*PROBLEM DETAILS*
Return each line of the data below exactly, omitting any pictures.

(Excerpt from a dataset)

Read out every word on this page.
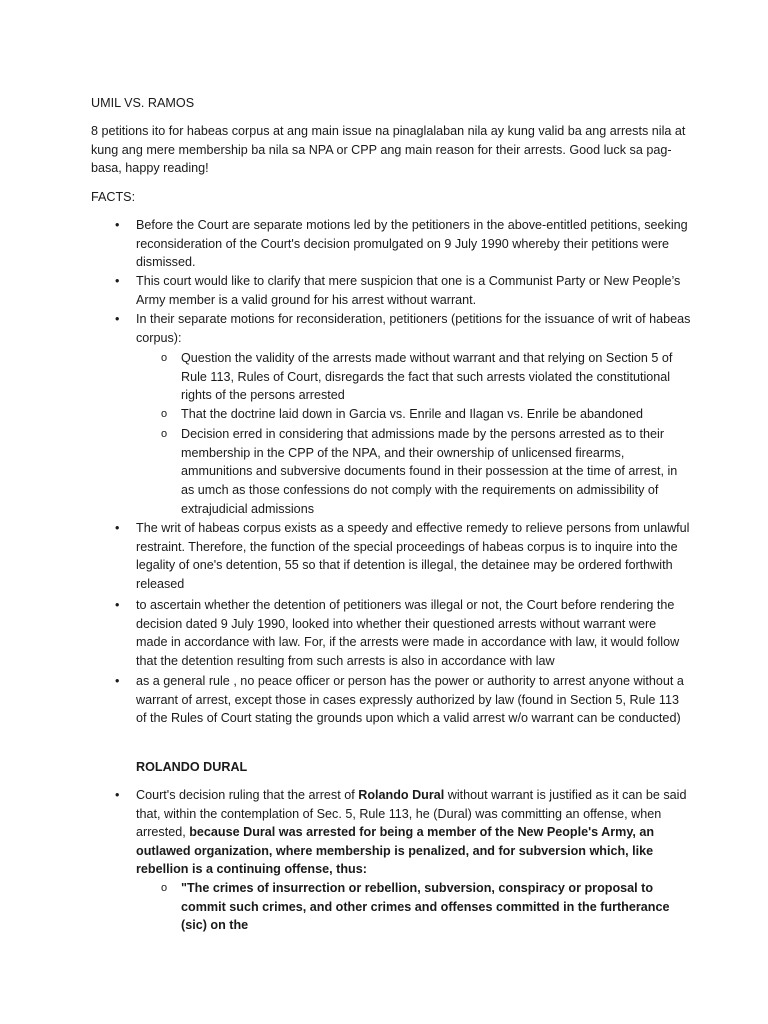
UMIL VS. RAMOS
8 petitions ito for habeas corpus at ang main issue na pinaglalaban nila ay kung valid ba ang arrests nila at kung ang mere membership ba nila sa NPA or CPP ang main reason for their arrests. Good luck sa pag-basa, happy reading!
FACTS:
• Before the Court are separate motions led by the petitioners in the above-entitled petitions, seeking reconsideration of the Court's decision promulgated on 9 July 1990 whereby their petitions were dismissed.
• This court would like to clarify that mere suspicion that one is a Communist Party or New People’s Army member is a valid ground for his arrest without warrant.
• In their separate motions for reconsideration, petitioners (petitions for the issuance of writ of habeas corpus):
o Question the validity of the arrests made without warrant and that relying on Section 5 of Rule 113, Rules of Court, disregards the fact that such arrests violated the constitutional rights of the persons arrested
o That the doctrine laid down in Garcia vs. Enrile and Ilagan vs. Enrile be abandoned
o Decision erred in considering that admissions made by the persons arrested as to their membership in the CPP of the NPA, and their ownership of unlicensed firearms, ammunitions and subversive documents found in their possession at the time of arrest, in as umch as those confessions do not comply with the requirements on admissibility of extrajudicial admissions
• The writ of habeas corpus exists as a speedy and effective remedy to relieve persons from unlawful restraint. Therefore, the function of the special proceedings of habeas corpus is to inquire into the legality of one's detention, 55 so that if detention is illegal, the detainee may be ordered forthwith released
• to ascertain whether the detention of petitioners was illegal or not, the Court before rendering the decision dated 9 July 1990, looked into whether their questioned arrests without warrant were made in accordance with law. For, if the arrests were made in accordance with law, it would follow that the detention resulting from such arrests is also in accordance with law
• as a general rule , no peace officer or person has the power or authority to arrest anyone without a warrant of arrest, except those in cases expressly authorized by law (found in Section 5, Rule 113 of the Rules of Court stating the grounds upon which a valid arrest w/o warrant can be conducted)
ROLANDO DURAL
• Court's decision ruling that the arrest of Rolando Dural without warrant is justified as it can be said that, within the contemplation of Sec. 5, Rule 113, he (Dural) was committing an offense, when arrested, because Dural was arrested for being a member of the New People's Army, an outlawed organization, where membership is penalized, and for subversion which, like rebellion is a continuing offense, thus:
o "The crimes of insurrection or rebellion, subversion, conspiracy or proposal to commit such crimes, and other crimes and offenses committed in the furtherance (sic) on the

*THE COMPLETED TASK*
Read out every word on this page.
UMIL VS. RAMOS
8 petitions ito for habeas corpus at ang main issue na pinaglalaban nila ay kung valid ba ang arrests nila at kung ang mere membership ba nila sa NPA or CPP ang main reason for their arrests. Good luck sa pag-basa, happy reading!
FACTS:
• Before the Court are separate motions led by the petitioners in the above-entitled petitions, seeking reconsideration of the Court's decision promulgated on 9 July 1990 whereby their petitions were dismissed.
• This court would like to clarify that mere suspicion that one is a Communist Party or New People’s Army member is a valid ground for his arrest without warrant.
• In their separate motions for reconsideration, petitioners (petitions for the issuance of writ of habeas corpus):
o Question the validity of the arrests made without warrant and that relying on Section 5 of Rule 113, Rules of Court, disregards the fact that such arrests violated the constitutional rights of the persons arrested
o That the doctrine laid down in Garcia vs. Enrile and Ilagan vs. Enrile be abandoned
o Decision erred in considering that admissions made by the persons arrested as to their membership in the CPP of the NPA, and their ownership of unlicensed firearms, ammunitions and subversive documents found in their possession at the time of arrest, in as umch as those confessions do not comply with the requirements on admissibility of extrajudicial admissions
• The writ of habeas corpus exists as a speedy and effective remedy to relieve persons from unlawful restraint. Therefore, the function of the special proceedings of habeas corpus is to inquire into the legality of one's detention, 55 so that if detention is illegal, the detainee may be ordered forthwith released
• to ascertain whether the detention of petitioners was illegal or not, the Court before rendering the decision dated 9 July 1990, looked into whether their questioned arrests without warrant were made in accordance with law. For, if the arrests were made in accordance with law, it would follow that the detention resulting from such arrests is also in accordance with law
• as a general rule , no peace officer or person has the power or authority to arrest anyone without a warrant of arrest, except those in cases expressly authorized by law (found in Section 5, Rule 113 of the Rules of Court stating the grounds upon which a valid arrest w/o warrant can be conducted)
ROLANDO DURAL
• Court's decision ruling that the arrest of Rolando Dural without warrant is justified as it can be said that, within the contemplation of Sec. 5, Rule 113, he (Dural) was committing an offense, when arrested, because Dural was arrested for being a member of the New People's Army, an outlawed organization, where membership is penalized, and for subversion which, like rebellion is a continuing offense, thus:
o "The crimes of insurrection or rebellion, subversion, conspiracy or proposal to commit such crimes, and other crimes and offenses committed in the furtherance (sic) on the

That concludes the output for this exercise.